From the entries below, copy out every line with "Talut" in it.

========

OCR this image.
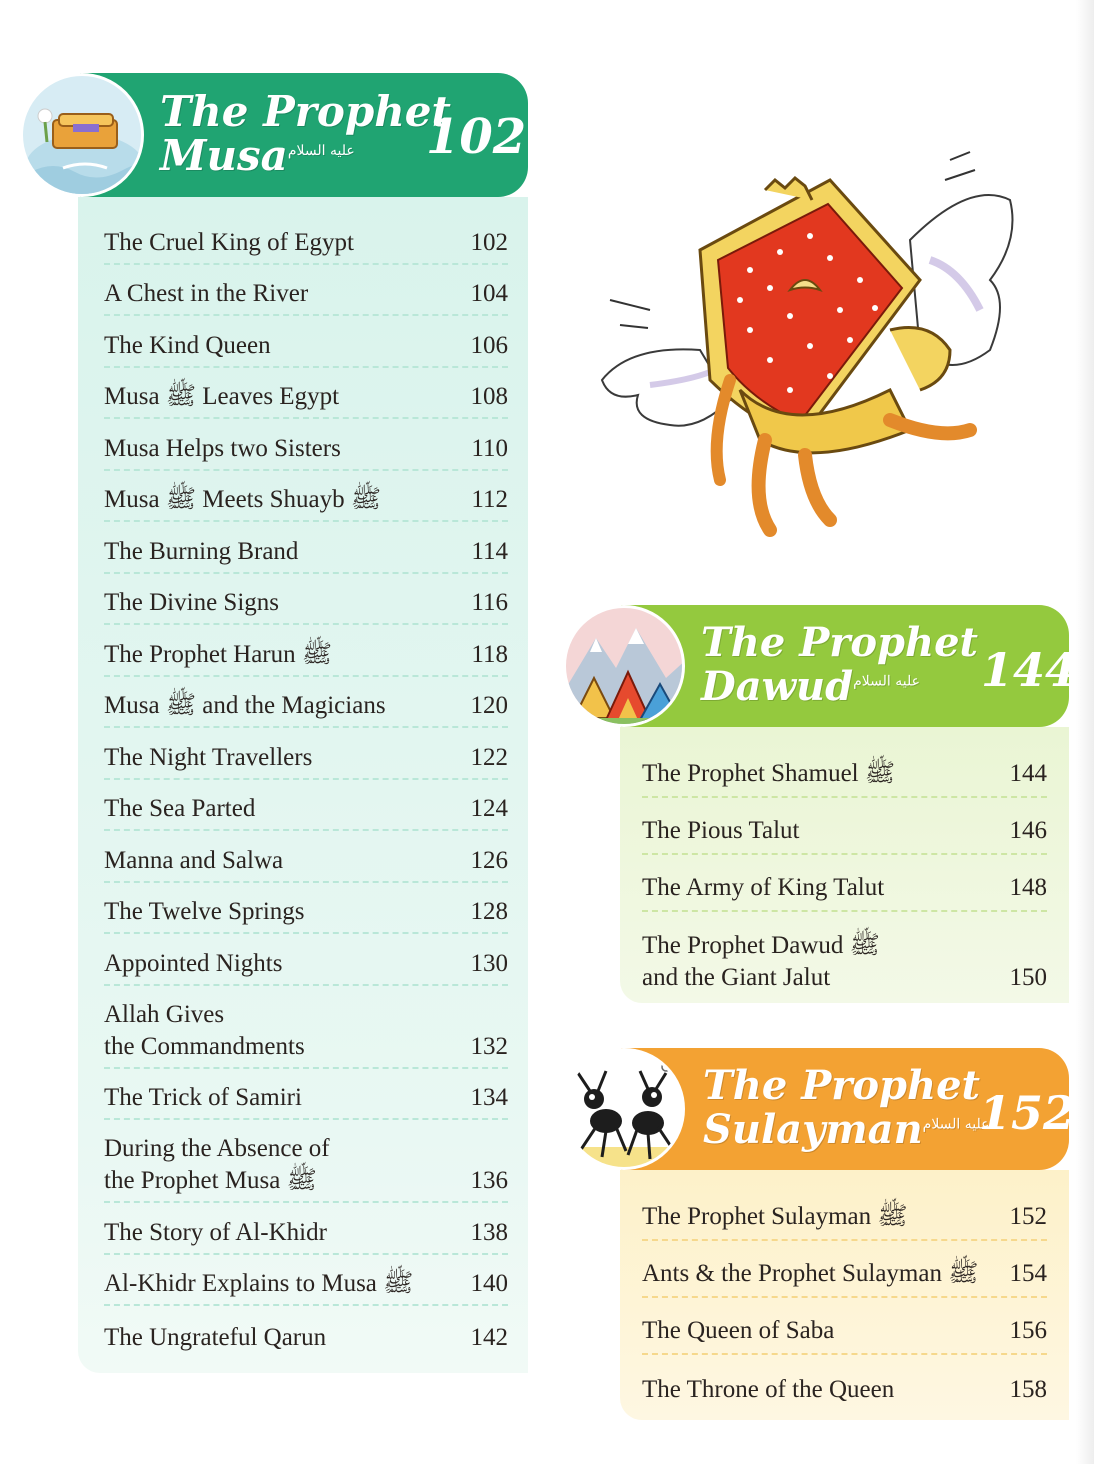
The Cruel King of Egypt	102
A Chest in the River	104
The Kind Queen	106
Musa ﷺ Leaves Egypt	108
Musa Helps two Sisters	110
Musa ﷺ Meets Shuayb ﷺ	112
The Burning Brand	114
The Divine Signs	116
The Prophet Harun ﷺ	118
Musa ﷺ and the Magicians	120
The Night Travellers	122
The Sea Parted	124
Manna and Salwa	126
The Twelve Springs	128
Appointed Nights	130
Allah Gives
the Commandments	132
The Trick of Samiri	134
During the Absence of
the Prophet Musa ﷺ	136
The Story of Al-Khidr	138
Al-Khidr Explains to Musa ﷺ 140
The Ungrateful Qarun	142
The Prophet
Musa$^{عليه السلام}$	102
The Prophet Shamuel ﷺ	144
The Pious Talut	146
The Army of King Talut	148
The Prophet Dawud ﷺ
and the Giant Jalut	150
The Prophet
Dawud$^{عليه السلام}$	144
The Prophet Sulayman ﷺ	152
Ants & the Prophet Sulayman ﷺ 154
The Queen of Saba	156
The Throne of the Queen	158
The Prophet
Sulayman$^{عليه السلام}$
152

========

• _Result of the task_
The Pious Talut	146
The Army of King Talut	148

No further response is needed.